● **Input data**
** START **

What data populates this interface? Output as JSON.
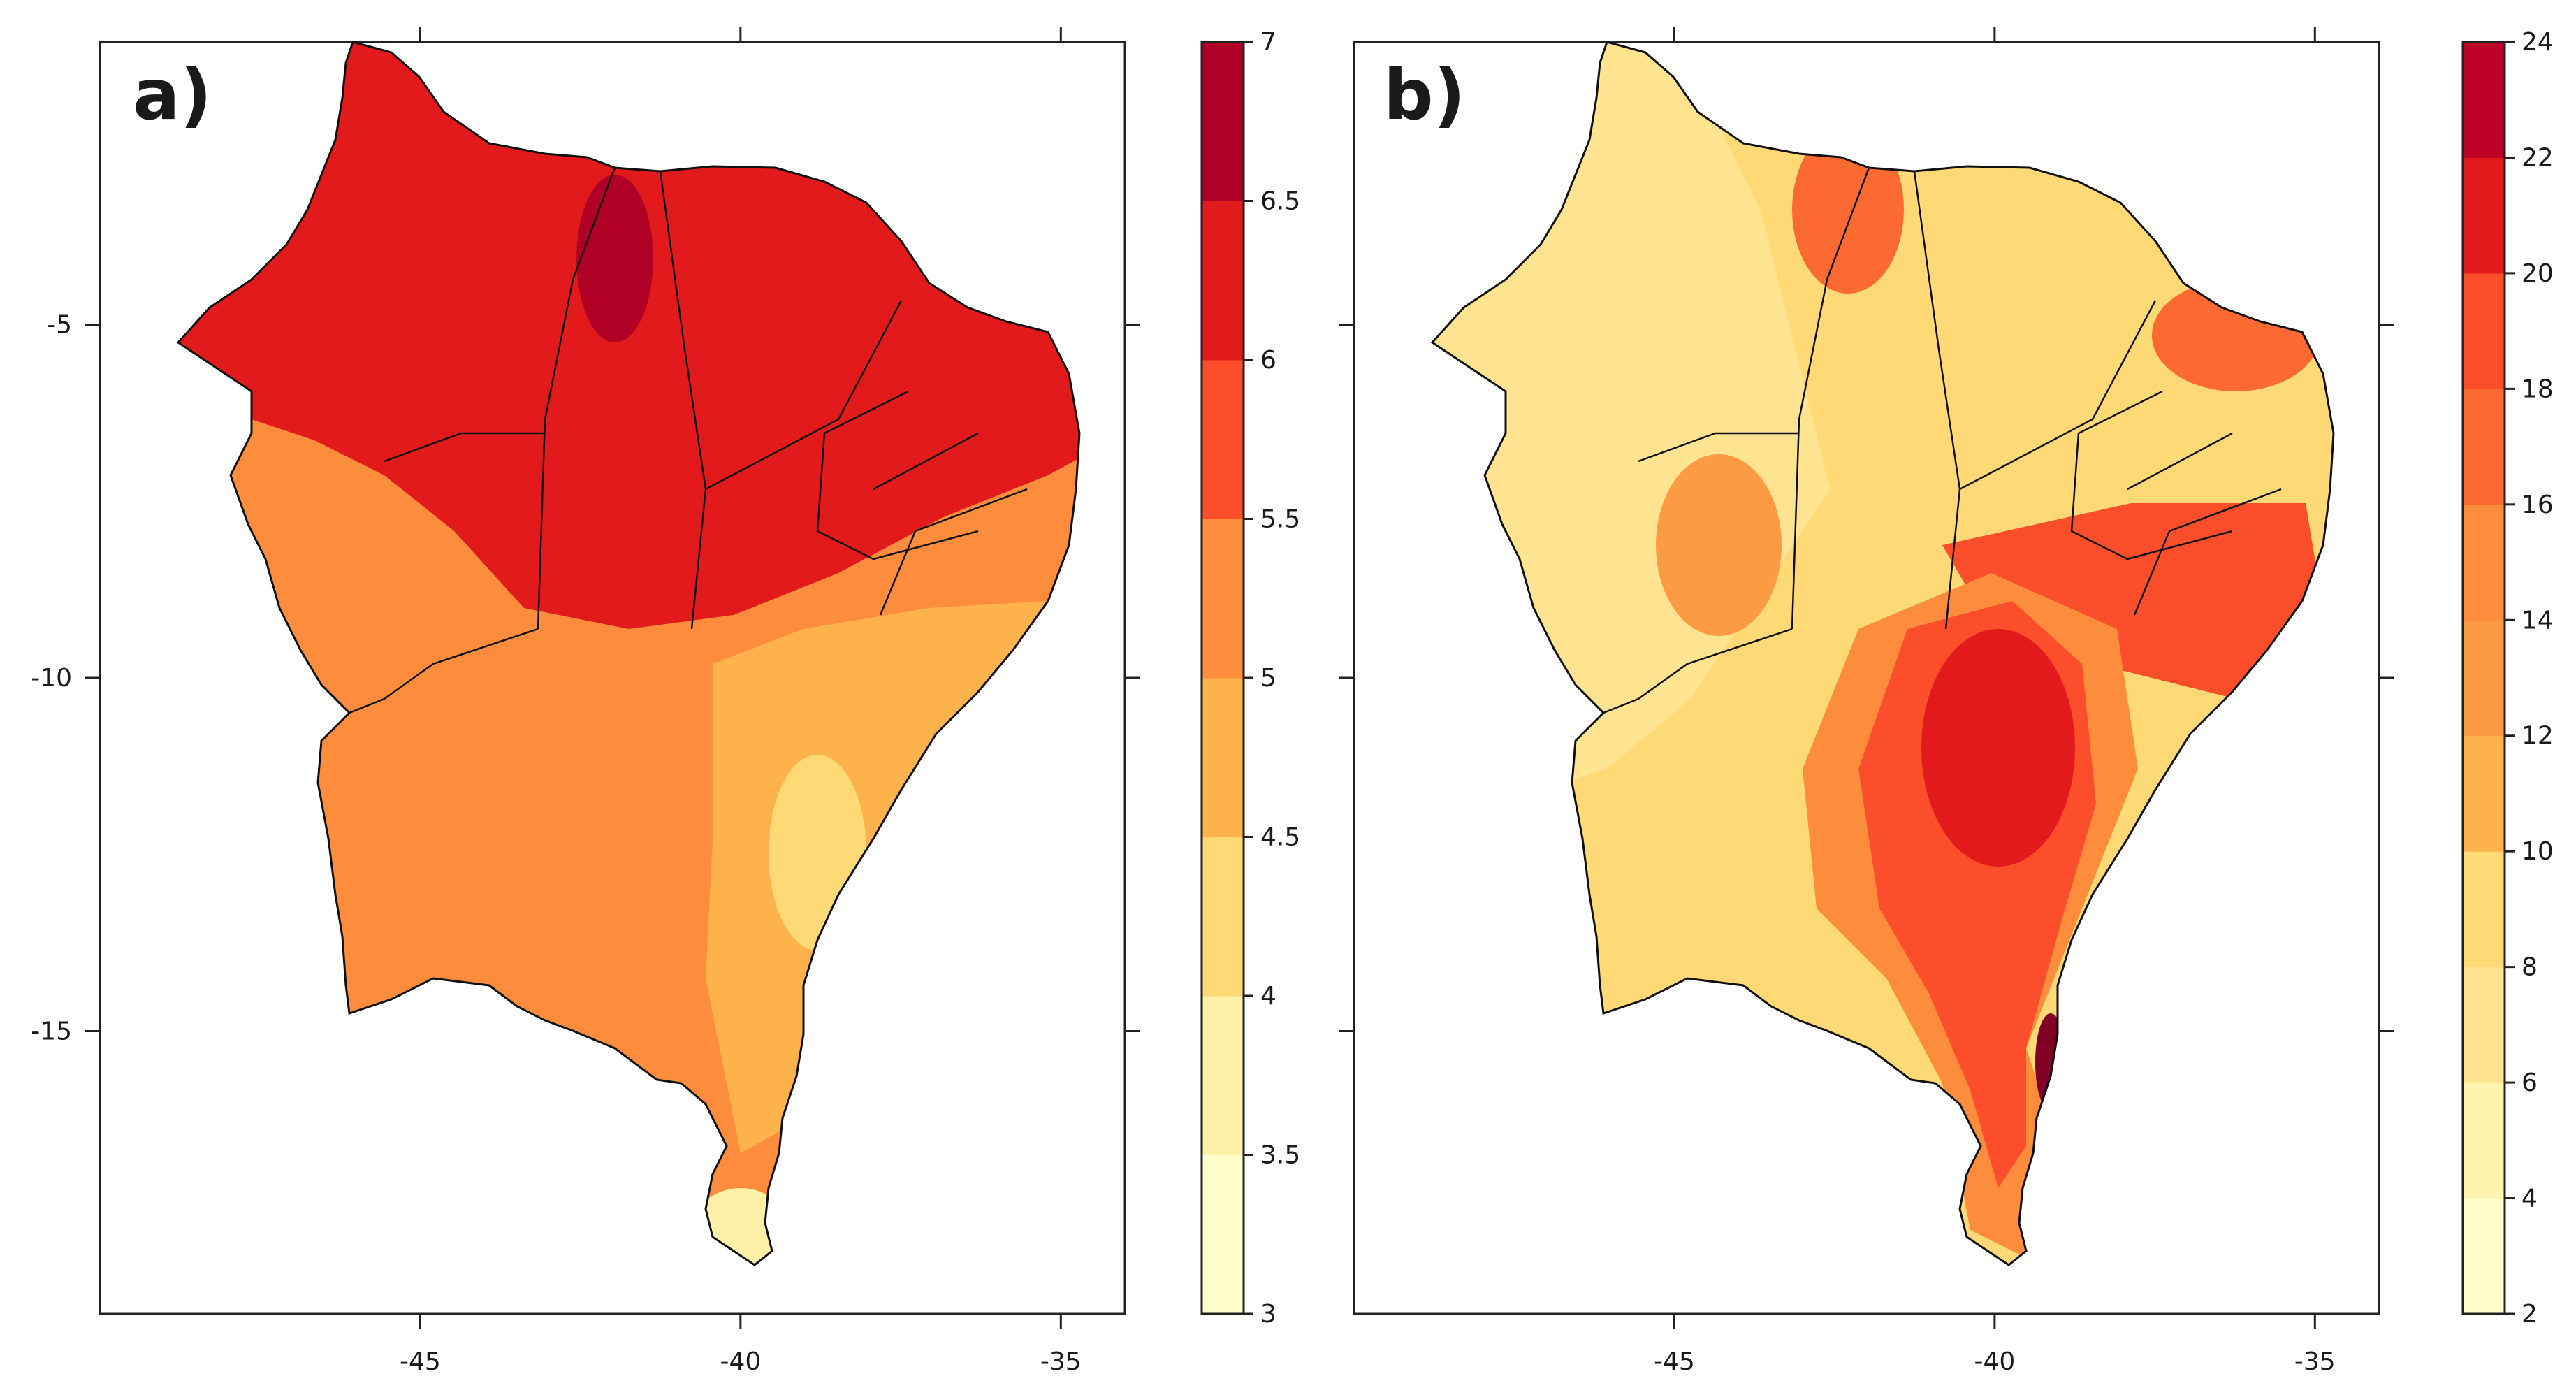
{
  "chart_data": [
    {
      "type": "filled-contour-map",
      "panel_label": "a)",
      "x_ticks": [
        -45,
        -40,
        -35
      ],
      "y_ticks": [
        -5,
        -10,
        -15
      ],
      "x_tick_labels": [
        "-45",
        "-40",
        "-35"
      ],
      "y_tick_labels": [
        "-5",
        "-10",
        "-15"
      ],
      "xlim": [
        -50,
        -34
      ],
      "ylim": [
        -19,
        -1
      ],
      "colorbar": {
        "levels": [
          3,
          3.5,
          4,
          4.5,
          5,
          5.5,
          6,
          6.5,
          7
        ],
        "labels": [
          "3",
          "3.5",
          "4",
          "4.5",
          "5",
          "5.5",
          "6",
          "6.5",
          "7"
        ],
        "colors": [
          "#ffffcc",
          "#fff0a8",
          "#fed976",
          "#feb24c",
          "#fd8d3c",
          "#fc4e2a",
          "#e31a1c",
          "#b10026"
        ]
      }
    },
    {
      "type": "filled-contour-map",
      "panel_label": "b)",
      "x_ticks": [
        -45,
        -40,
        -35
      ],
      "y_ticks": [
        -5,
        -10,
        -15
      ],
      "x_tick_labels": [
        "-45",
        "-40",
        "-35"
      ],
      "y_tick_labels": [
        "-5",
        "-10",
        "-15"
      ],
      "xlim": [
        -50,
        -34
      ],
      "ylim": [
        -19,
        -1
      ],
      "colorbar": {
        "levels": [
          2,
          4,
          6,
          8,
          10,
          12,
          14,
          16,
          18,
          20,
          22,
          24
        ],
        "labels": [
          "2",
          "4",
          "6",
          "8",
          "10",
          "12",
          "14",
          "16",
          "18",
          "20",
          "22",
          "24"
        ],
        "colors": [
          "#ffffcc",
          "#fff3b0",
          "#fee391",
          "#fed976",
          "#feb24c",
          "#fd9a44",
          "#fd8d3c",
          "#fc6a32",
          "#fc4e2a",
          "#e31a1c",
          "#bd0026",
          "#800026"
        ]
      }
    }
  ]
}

** END **
** START **

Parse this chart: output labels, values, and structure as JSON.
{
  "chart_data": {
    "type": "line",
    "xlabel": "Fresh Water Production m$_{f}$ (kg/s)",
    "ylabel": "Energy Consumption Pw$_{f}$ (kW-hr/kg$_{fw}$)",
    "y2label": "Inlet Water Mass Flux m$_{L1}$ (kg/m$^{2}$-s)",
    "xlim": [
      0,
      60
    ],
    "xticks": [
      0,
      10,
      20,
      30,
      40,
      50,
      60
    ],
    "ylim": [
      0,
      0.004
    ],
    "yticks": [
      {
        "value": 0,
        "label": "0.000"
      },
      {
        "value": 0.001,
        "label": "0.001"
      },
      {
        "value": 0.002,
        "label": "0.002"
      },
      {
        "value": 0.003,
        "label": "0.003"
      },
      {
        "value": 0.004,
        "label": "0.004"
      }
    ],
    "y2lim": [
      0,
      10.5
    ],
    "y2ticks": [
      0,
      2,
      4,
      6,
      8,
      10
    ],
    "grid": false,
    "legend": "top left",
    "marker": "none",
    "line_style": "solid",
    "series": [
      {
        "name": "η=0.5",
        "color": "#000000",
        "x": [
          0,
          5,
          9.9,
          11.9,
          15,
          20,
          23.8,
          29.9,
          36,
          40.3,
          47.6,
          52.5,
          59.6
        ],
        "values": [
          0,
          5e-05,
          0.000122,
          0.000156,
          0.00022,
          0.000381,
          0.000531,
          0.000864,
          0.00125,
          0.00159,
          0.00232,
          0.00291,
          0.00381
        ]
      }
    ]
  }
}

** END **

● **What needs to be done**
How many lines of these entries contain the string "this"? Reply with the number alone.

● **The answer**
2